*Records shown*.
========================================

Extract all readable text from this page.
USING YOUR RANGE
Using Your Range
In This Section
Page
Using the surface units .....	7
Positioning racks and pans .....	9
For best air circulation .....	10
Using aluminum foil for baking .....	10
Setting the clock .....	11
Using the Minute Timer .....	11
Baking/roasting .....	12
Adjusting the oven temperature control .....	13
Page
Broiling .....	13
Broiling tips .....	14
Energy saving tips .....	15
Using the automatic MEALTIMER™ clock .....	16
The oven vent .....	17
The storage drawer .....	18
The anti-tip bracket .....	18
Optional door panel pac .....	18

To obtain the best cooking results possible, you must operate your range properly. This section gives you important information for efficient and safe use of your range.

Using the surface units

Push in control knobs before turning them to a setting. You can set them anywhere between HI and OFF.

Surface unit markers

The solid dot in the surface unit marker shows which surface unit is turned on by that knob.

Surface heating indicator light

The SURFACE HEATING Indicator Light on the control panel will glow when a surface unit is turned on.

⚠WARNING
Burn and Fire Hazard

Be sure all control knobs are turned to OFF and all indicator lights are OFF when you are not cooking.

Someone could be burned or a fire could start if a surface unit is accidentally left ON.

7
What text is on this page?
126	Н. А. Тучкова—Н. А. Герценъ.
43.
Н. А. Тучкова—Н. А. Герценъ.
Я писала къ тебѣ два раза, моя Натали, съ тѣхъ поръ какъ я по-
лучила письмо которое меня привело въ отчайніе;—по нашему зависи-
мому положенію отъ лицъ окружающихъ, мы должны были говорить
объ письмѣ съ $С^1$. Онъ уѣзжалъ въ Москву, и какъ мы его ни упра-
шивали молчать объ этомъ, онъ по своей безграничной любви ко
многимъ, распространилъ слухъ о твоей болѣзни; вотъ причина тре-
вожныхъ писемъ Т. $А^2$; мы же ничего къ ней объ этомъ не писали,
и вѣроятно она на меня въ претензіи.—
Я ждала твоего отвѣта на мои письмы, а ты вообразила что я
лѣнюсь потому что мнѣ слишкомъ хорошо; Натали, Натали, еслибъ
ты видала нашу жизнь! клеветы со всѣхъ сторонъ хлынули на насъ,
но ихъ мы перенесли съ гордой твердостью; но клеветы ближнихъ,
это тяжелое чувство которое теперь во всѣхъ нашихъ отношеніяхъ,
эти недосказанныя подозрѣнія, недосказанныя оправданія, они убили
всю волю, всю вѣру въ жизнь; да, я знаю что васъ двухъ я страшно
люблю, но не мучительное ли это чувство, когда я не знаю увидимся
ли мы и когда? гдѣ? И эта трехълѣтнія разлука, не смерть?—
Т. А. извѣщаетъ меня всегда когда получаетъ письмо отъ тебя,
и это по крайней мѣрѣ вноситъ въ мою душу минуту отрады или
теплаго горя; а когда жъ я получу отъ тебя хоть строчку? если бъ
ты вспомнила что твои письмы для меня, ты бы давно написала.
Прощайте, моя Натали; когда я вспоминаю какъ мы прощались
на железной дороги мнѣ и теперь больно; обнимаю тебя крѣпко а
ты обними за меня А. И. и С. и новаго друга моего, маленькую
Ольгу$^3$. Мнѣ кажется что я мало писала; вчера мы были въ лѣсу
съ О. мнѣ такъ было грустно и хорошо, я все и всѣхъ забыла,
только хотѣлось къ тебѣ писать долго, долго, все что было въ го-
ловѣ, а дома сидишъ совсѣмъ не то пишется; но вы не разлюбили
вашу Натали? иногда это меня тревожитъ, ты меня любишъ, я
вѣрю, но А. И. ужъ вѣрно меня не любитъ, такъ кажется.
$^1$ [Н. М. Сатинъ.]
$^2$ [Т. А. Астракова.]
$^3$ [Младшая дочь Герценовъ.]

========================================

Go through the records and gather the lines that hold "best".

*Written response*.
For best air circulation .....	10
To obtain the best cooking results possible, you must operate your range properly. This section gives you important information for efficient and safe use of your range.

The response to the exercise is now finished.